— Start Supplied information —

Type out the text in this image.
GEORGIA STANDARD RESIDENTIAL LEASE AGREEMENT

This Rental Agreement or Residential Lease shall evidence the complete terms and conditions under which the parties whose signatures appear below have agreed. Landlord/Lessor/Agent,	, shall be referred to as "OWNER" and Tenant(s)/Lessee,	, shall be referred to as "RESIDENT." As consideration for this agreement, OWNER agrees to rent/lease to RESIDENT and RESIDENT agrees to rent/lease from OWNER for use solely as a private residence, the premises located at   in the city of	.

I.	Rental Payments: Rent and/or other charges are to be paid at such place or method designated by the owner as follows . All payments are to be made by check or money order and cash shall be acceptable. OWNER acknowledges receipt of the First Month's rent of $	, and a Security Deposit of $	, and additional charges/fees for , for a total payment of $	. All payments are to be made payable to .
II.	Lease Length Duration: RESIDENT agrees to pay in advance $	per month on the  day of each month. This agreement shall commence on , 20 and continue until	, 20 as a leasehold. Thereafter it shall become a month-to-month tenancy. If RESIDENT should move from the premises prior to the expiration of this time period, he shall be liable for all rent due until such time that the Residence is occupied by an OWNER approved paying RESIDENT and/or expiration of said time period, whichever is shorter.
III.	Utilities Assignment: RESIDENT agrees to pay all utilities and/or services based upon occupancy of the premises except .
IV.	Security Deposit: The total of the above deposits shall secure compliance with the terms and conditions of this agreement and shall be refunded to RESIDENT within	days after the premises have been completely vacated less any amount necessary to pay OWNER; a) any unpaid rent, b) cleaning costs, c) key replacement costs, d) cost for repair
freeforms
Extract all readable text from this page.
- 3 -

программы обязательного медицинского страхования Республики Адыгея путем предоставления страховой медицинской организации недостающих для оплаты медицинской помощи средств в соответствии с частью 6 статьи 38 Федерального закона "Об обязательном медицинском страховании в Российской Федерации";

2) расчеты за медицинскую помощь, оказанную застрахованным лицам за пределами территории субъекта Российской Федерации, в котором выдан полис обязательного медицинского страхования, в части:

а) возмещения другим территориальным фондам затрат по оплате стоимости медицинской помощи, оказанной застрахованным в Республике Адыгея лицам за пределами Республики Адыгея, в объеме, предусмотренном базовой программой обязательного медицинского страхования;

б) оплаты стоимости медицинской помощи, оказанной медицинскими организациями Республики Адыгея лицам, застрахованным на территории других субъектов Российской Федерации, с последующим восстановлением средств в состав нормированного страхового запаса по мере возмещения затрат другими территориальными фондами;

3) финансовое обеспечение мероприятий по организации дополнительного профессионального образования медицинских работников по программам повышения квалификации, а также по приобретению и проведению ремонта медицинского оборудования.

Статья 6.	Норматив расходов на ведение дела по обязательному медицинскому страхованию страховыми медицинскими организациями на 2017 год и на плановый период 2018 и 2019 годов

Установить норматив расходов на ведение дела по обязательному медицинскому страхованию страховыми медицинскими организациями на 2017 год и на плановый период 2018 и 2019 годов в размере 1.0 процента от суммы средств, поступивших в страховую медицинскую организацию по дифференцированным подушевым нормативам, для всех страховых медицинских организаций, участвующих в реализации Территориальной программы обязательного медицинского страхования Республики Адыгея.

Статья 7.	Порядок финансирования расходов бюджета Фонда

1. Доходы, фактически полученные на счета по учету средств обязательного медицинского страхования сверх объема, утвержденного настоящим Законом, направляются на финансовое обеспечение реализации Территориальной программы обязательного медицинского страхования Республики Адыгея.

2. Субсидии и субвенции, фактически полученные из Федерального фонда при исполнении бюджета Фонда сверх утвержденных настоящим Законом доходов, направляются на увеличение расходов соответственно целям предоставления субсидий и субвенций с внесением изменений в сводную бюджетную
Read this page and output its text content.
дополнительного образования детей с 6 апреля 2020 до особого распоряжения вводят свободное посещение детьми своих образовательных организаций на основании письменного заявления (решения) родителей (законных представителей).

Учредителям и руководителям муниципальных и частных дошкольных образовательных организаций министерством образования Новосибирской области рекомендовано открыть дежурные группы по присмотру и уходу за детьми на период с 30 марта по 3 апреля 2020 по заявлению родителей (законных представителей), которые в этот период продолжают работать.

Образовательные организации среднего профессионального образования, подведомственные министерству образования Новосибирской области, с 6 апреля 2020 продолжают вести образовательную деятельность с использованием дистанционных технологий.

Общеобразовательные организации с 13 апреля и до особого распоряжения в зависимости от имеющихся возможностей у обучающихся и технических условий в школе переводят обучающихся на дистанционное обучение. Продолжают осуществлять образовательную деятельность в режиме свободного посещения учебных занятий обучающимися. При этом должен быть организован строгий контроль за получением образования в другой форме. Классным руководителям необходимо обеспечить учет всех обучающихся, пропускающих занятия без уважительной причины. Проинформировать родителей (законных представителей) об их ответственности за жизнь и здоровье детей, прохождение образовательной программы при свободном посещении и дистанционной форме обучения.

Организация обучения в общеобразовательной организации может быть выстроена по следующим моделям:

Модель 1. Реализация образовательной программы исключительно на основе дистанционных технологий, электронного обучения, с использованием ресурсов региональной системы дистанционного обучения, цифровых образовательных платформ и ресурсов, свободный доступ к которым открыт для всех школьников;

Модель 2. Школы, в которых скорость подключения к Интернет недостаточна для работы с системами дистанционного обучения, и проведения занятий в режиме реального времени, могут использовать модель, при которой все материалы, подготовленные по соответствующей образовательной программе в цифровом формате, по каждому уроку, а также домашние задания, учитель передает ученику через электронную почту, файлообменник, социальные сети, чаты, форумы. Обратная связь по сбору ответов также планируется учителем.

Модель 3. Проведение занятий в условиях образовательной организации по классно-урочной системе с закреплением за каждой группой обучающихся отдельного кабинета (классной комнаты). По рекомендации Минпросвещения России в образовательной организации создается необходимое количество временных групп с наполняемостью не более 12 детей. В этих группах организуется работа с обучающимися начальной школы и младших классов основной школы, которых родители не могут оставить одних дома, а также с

— End Supplied information —

**Exercise requirements**
Reproduce each line holding the word "this".

**Written answer**
Type out the text in this image.
This Rental Agreement or Residential Lease shall evidence the complete terms and conditions under which the parties whose signatures appear below have agreed. Landlord/Lessor/Agent,	, shall be referred to as "OWNER" and Tenant(s)/Lessee,	, shall be referred to as "RESIDENT." As consideration for this agreement, OWNER agrees to rent/lease to RESIDENT and RESIDENT agrees to rent/lease from OWNER for use solely as a private residence, the premises located at   in the city of	.
II.	Lease Length Duration: RESIDENT agrees to pay in advance $	per month on the  day of each month. This agreement shall commence on , 20 and continue until	, 20 as a leasehold. Thereafter it shall become a month-to-month tenancy. If RESIDENT should move from the premises prior to the expiration of this time period, he shall be liable for all rent due until such time that the Residence is occupied by an OWNER approved paying RESIDENT and/or expiration of said time period, whichever is shorter.
IV.	Security Deposit: The total of the above deposits shall secure compliance with the terms and conditions of this agreement and shall be refunded to RESIDENT within	days after the premises have been completely vacated less any amount necessary to pay OWNER; a) any unpaid rent, b) cleaning costs, c) key replacement costs, d) cost for repair
Extract all readable text from this page.
Read this page and output its text content.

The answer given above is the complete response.